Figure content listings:
## BEGIN

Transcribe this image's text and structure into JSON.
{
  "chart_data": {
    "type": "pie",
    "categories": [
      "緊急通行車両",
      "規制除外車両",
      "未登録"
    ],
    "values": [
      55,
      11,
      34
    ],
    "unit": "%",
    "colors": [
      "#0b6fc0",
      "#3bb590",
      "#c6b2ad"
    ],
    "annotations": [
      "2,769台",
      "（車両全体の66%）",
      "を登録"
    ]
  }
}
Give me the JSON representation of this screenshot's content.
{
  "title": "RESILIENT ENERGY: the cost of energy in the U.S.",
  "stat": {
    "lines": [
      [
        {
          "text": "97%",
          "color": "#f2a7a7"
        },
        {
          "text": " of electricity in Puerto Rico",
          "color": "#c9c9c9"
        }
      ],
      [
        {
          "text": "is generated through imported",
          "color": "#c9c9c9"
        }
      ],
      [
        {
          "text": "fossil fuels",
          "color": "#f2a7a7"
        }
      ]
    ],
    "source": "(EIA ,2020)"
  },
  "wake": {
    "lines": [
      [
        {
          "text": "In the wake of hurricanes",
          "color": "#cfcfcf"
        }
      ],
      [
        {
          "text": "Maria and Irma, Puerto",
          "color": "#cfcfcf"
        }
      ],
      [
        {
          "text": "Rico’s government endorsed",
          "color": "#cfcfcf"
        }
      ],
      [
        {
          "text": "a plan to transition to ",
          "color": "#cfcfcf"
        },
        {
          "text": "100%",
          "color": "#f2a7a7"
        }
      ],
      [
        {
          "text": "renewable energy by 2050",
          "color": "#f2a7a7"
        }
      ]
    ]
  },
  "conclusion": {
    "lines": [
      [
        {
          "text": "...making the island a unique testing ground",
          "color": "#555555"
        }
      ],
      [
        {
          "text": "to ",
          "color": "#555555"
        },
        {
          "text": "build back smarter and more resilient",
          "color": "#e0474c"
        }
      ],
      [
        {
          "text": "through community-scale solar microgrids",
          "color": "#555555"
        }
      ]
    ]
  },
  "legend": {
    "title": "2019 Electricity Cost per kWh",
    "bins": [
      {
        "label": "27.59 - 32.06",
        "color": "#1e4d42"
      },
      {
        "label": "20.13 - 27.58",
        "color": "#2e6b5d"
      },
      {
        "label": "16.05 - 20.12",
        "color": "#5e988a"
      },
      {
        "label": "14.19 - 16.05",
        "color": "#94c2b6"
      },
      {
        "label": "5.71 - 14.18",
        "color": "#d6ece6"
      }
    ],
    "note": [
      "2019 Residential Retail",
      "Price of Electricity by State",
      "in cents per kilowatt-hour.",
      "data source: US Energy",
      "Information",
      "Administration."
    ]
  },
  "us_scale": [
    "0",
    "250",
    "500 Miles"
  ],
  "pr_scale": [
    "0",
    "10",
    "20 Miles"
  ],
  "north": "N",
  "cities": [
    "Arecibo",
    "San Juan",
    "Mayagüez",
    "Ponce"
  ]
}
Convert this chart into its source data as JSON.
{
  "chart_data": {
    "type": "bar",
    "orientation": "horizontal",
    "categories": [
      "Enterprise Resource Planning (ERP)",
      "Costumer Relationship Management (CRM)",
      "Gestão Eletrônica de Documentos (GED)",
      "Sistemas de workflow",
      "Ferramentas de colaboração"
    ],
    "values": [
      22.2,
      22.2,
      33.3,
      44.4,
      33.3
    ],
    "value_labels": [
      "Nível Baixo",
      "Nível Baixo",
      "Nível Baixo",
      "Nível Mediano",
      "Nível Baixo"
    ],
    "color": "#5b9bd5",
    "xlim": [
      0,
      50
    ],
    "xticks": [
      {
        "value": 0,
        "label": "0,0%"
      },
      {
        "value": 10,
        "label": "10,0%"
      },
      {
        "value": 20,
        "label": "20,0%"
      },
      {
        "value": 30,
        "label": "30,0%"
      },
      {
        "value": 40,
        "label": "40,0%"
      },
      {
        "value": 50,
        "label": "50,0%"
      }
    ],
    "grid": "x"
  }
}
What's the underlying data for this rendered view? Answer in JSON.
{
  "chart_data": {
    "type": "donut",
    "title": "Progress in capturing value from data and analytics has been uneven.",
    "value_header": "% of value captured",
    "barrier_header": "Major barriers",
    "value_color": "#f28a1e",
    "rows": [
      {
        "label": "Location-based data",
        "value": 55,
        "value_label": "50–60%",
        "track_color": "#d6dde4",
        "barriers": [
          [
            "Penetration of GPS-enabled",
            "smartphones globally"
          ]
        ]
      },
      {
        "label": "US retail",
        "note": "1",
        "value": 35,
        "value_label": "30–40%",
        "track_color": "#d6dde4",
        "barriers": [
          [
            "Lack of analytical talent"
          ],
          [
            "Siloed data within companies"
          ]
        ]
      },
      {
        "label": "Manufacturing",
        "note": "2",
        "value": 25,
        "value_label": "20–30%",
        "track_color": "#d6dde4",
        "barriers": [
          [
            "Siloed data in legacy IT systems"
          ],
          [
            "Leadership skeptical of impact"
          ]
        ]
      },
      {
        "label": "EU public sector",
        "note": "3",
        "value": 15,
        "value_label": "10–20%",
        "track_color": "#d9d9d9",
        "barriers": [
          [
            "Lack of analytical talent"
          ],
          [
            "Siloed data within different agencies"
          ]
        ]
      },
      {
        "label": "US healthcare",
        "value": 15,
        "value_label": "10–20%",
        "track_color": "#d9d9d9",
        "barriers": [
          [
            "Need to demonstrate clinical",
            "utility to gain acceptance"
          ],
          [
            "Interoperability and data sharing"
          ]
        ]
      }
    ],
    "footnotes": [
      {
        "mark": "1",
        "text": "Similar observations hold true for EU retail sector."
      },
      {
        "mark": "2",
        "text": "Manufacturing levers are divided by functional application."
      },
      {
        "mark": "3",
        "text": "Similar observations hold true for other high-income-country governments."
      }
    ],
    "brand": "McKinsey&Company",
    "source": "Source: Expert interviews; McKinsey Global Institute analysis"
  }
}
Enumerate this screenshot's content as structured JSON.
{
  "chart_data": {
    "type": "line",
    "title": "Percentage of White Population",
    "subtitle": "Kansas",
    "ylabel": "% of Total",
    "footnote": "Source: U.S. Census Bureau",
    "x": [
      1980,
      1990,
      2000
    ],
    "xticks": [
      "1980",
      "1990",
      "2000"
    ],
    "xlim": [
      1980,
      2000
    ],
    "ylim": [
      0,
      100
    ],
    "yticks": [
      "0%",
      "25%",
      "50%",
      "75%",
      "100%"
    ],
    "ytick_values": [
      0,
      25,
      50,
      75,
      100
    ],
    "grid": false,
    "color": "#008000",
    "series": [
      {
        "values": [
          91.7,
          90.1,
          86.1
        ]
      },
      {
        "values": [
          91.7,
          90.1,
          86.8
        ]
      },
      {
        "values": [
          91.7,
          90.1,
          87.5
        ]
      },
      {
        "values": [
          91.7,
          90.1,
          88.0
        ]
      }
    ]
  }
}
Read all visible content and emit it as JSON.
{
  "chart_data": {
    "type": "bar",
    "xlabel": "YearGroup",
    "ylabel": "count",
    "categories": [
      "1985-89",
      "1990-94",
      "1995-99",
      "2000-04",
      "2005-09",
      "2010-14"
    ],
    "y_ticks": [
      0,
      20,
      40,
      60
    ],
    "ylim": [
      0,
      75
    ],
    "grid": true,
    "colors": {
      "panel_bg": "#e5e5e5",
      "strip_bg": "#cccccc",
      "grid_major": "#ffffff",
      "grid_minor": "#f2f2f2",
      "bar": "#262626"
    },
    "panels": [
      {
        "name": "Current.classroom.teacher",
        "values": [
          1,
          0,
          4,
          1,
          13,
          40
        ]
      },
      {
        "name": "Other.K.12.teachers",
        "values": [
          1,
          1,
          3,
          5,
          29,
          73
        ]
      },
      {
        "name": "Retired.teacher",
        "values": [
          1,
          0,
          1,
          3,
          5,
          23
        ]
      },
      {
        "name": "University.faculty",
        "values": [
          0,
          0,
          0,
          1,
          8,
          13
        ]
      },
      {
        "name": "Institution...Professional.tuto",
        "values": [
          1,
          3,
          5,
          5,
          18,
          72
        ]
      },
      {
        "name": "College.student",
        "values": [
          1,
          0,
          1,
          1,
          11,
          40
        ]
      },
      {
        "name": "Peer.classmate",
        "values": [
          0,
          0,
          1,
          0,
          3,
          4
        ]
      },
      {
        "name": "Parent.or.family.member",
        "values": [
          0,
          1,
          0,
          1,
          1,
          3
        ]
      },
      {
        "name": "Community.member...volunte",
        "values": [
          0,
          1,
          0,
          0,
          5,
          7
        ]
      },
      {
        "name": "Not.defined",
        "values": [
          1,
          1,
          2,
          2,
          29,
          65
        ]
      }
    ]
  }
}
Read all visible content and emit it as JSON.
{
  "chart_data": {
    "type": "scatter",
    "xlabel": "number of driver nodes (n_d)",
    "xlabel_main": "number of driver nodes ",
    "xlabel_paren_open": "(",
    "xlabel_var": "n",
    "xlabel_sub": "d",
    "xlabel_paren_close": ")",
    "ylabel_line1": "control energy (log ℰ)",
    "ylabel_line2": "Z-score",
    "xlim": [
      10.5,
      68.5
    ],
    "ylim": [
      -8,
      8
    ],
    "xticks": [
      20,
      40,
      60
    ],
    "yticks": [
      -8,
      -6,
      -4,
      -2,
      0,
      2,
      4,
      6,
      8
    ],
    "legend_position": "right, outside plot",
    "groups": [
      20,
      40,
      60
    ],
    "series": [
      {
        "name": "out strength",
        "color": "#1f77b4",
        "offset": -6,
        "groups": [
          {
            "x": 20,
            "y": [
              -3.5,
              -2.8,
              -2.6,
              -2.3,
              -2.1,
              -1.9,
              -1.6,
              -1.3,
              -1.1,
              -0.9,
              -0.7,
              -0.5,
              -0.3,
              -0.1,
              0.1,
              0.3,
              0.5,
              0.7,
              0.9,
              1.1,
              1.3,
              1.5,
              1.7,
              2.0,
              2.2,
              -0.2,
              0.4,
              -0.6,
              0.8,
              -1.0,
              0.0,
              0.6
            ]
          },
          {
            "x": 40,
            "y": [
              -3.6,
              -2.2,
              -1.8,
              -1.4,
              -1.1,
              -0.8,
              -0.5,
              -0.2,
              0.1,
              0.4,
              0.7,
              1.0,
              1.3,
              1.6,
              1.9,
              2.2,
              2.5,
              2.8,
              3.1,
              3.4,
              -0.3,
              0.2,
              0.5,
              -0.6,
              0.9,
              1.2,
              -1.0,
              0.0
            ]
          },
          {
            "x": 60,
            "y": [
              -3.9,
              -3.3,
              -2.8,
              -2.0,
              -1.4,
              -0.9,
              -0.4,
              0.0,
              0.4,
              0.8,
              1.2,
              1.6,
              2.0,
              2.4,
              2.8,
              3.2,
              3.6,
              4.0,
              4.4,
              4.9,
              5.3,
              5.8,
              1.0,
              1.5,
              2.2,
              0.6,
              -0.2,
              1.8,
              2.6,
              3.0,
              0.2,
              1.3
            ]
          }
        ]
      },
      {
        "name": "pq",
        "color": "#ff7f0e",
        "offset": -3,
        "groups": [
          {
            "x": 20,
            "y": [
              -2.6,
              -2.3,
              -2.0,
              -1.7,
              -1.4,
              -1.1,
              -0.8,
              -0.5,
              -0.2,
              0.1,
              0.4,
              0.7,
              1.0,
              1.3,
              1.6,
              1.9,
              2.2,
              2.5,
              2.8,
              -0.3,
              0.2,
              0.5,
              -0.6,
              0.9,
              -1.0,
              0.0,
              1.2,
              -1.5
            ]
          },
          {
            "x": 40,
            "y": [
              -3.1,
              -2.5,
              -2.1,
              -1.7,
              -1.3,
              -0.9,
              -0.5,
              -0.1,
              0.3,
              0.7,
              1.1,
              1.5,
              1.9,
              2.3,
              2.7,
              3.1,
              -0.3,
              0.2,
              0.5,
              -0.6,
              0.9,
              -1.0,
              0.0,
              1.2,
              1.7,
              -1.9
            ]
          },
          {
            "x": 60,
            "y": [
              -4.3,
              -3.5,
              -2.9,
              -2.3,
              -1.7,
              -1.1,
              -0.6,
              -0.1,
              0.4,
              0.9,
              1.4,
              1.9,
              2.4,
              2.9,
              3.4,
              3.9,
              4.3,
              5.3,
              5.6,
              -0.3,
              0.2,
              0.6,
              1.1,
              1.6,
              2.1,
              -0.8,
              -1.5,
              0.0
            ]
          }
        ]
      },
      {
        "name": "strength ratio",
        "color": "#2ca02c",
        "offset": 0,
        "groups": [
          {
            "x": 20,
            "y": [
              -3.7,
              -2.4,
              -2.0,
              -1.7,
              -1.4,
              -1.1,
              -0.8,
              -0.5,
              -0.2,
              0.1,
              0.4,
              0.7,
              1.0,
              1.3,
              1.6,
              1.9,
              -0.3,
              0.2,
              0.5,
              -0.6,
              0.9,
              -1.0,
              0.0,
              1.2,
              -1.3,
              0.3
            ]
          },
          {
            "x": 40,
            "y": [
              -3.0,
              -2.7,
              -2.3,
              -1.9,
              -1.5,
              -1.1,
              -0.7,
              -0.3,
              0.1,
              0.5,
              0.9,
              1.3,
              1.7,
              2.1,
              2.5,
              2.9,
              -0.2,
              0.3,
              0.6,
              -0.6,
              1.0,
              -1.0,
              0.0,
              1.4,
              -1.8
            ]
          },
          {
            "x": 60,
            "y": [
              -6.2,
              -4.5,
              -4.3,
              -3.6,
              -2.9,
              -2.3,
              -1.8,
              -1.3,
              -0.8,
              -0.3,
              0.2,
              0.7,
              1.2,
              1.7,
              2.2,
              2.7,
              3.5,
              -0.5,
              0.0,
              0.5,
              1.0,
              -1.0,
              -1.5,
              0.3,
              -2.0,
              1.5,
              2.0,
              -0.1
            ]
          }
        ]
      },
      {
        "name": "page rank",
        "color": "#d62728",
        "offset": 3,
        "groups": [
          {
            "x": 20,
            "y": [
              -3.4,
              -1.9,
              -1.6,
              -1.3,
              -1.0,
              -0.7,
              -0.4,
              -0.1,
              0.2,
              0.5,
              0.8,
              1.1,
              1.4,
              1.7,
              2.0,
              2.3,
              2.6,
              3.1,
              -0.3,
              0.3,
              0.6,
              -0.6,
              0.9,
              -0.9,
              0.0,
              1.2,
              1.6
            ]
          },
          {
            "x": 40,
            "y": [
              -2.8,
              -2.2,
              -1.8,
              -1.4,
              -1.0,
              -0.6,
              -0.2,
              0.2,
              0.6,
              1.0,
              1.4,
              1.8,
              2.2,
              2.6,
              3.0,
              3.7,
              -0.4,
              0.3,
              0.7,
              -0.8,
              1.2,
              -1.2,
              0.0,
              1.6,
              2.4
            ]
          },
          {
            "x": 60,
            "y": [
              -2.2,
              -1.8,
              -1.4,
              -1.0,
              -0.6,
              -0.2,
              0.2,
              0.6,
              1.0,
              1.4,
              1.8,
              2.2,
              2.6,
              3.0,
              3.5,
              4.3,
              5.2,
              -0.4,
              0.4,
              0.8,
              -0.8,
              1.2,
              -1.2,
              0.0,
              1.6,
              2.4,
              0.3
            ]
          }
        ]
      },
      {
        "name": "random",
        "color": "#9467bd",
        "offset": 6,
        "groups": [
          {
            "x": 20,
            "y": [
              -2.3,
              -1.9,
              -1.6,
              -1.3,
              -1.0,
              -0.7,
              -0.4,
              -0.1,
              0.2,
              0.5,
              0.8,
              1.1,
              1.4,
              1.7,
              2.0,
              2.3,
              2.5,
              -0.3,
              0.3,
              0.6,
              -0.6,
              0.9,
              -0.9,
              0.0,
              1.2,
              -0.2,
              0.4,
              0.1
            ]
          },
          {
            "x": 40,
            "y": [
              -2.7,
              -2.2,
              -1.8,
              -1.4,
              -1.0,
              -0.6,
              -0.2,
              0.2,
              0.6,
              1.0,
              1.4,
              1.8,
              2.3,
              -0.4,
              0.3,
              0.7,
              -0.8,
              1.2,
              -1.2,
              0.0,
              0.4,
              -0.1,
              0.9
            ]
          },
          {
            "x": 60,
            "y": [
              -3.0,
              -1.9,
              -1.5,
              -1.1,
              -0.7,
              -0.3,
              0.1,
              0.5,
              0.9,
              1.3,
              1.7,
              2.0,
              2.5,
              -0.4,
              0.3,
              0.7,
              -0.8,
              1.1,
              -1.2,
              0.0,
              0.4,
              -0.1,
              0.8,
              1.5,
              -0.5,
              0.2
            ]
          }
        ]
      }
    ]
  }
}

## END

Count the lines in the records above that contain the word "hold", and give only that number.

> **Solved exercise**
2